__Exercise prompt__
Reproduce each line exactly.

▬▬▬▬▬▬▬▬▬▬

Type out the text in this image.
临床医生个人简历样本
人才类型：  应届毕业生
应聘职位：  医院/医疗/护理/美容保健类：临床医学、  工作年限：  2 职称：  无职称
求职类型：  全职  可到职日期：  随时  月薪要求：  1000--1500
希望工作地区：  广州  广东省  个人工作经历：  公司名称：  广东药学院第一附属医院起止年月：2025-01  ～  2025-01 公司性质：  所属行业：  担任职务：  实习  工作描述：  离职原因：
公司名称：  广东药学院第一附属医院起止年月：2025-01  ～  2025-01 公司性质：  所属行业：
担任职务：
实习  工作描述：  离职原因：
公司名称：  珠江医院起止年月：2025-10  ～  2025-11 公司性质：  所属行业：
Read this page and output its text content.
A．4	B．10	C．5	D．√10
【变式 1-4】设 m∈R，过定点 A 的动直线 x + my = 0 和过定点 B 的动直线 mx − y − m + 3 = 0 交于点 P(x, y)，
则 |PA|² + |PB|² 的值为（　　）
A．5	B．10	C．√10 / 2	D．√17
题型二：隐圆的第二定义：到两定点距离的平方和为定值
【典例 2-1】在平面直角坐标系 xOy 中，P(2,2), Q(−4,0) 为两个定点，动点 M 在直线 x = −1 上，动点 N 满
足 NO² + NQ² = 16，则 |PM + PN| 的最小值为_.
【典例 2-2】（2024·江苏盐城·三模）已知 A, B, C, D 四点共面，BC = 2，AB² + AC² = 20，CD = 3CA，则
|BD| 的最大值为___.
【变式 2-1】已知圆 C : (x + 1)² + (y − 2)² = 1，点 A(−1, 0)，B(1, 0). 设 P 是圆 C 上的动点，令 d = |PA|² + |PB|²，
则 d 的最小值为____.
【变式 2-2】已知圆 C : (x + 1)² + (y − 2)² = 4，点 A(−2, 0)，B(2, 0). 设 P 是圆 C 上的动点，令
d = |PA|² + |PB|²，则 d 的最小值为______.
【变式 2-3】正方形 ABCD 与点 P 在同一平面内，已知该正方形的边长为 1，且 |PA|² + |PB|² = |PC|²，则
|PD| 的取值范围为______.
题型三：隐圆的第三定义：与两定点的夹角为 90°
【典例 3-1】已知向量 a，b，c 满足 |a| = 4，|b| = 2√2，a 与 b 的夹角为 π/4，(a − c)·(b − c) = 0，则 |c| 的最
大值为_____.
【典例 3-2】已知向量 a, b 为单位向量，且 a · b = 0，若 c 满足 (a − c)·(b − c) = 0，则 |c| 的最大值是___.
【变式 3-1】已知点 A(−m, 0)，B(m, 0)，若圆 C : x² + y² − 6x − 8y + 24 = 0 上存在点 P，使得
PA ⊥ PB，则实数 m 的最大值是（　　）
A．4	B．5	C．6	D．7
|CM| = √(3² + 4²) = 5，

▬▬▬▬▬▬▬▬▬▬

__Task output__
Type out the text in this image.
临床医生个人简历样本
人才类型：  应届毕业生
应聘职位：  医院/医疗/护理/美容保健类：临床医学、  工作年限：  2 职称：  无职称
求职类型：  全职  可到职日期：  随时  月薪要求：  1000--1500
希望工作地区：  广州  广东省  个人工作经历：  公司名称：  广东药学院第一附属医院起止年月：2025-01  ～  2025-01 公司性质：  所属行业：  担任职务：  实习  工作描述：  离职原因：
公司名称：  广东药学院第一附属医院起止年月：2025-01  ～  2025-01 公司性质：  所属行业：
担任职务：
实习  工作描述：  离职原因：
公司名称：  珠江医院起止年月：2025-10  ～  2025-11 公司性质：  所属行业：
Read this page and output its text content.
A．4	B．10	C．5	D．√10
【变式 1-4】设 m∈R，过定点 A 的动直线 x + my = 0 和过定点 B 的动直线 mx − y − m + 3 = 0 交于点 P(x, y)，
则 |PA|² + |PB|² 的值为（　　）
A．5	B．10	C．√10 / 2	D．√17
题型二：隐圆的第二定义：到两定点距离的平方和为定值
【典例 2-1】在平面直角坐标系 xOy 中，P(2,2), Q(−4,0) 为两个定点，动点 M 在直线 x = −1 上，动点 N 满
足 NO² + NQ² = 16，则 |PM + PN| 的最小值为_.
【典例 2-2】（2024·江苏盐城·三模）已知 A, B, C, D 四点共面，BC = 2，AB² + AC² = 20，CD = 3CA，则
|BD| 的最大值为___.
【变式 2-1】已知圆 C : (x + 1)² + (y − 2)² = 1，点 A(−1, 0)，B(1, 0). 设 P 是圆 C 上的动点，令 d = |PA|² + |PB|²，
则 d 的最小值为____.
【变式 2-2】已知圆 C : (x + 1)² + (y − 2)² = 4，点 A(−2, 0)，B(2, 0). 设 P 是圆 C 上的动点，令
d = |PA|² + |PB|²，则 d 的最小值为______.
【变式 2-3】正方形 ABCD 与点 P 在同一平面内，已知该正方形的边长为 1，且 |PA|² + |PB|² = |PC|²，则
|PD| 的取值范围为______.
题型三：隐圆的第三定义：与两定点的夹角为 90°
【典例 3-1】已知向量 a，b，c 满足 |a| = 4，|b| = 2√2，a 与 b 的夹角为 π/4，(a − c)·(b − c) = 0，则 |c| 的最
大值为_____.
【典例 3-2】已知向量 a, b 为单位向量，且 a · b = 0，若 c 满足 (a − c)·(b − c) = 0，则 |c| 的最大值是___.
【变式 3-1】已知点 A(−m, 0)，B(m, 0)，若圆 C : x² + y² − 6x − 8y + 24 = 0 上存在点 P，使得
PA ⊥ PB，则实数 m 的最大值是（　　）
A．4	B．5	C．6	D．7
|CM| = √(3² + 4²) = 5，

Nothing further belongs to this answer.